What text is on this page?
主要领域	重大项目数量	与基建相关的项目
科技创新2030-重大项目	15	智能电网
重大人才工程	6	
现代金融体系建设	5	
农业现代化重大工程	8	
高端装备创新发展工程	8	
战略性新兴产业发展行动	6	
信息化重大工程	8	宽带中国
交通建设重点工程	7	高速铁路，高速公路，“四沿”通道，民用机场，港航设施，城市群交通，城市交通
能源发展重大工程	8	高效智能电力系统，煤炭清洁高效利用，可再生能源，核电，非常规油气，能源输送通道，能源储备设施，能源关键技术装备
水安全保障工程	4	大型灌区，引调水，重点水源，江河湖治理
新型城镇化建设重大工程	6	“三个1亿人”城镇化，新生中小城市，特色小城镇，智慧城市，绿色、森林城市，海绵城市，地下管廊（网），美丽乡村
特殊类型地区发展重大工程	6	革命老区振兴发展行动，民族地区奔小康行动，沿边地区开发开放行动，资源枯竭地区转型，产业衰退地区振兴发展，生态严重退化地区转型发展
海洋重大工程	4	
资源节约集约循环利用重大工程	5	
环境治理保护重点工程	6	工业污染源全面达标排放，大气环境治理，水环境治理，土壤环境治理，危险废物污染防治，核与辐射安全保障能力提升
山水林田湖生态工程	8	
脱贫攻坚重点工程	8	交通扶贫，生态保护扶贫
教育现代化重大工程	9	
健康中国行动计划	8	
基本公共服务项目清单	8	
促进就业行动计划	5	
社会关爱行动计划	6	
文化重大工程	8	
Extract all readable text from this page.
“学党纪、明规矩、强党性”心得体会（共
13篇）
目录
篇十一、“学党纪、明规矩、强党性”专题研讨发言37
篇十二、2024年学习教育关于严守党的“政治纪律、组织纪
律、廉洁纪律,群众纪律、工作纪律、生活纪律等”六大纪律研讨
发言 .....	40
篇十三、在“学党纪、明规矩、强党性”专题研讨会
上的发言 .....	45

#####

Challenge> Copy out exactly the lines from the line with "Extract all readable text from this page." to the end of the listing, including both of those lines, and give nothing else.

Result for this exercise>
Extract all readable text from this page.
“学党纪、明规矩、强党性”心得体会（共
13篇）
目录
篇十一、“学党纪、明规矩、强党性”专题研讨发言37
篇十二、2024年学习教育关于严守党的“政治纪律、组织纪
律、廉洁纪律,群众纪律、工作纪律、生活纪律等”六大纪律研讨
发言 .....	40
篇十三、在“学党纪、明规矩、强党性”专题研讨会
上的发言 .....	45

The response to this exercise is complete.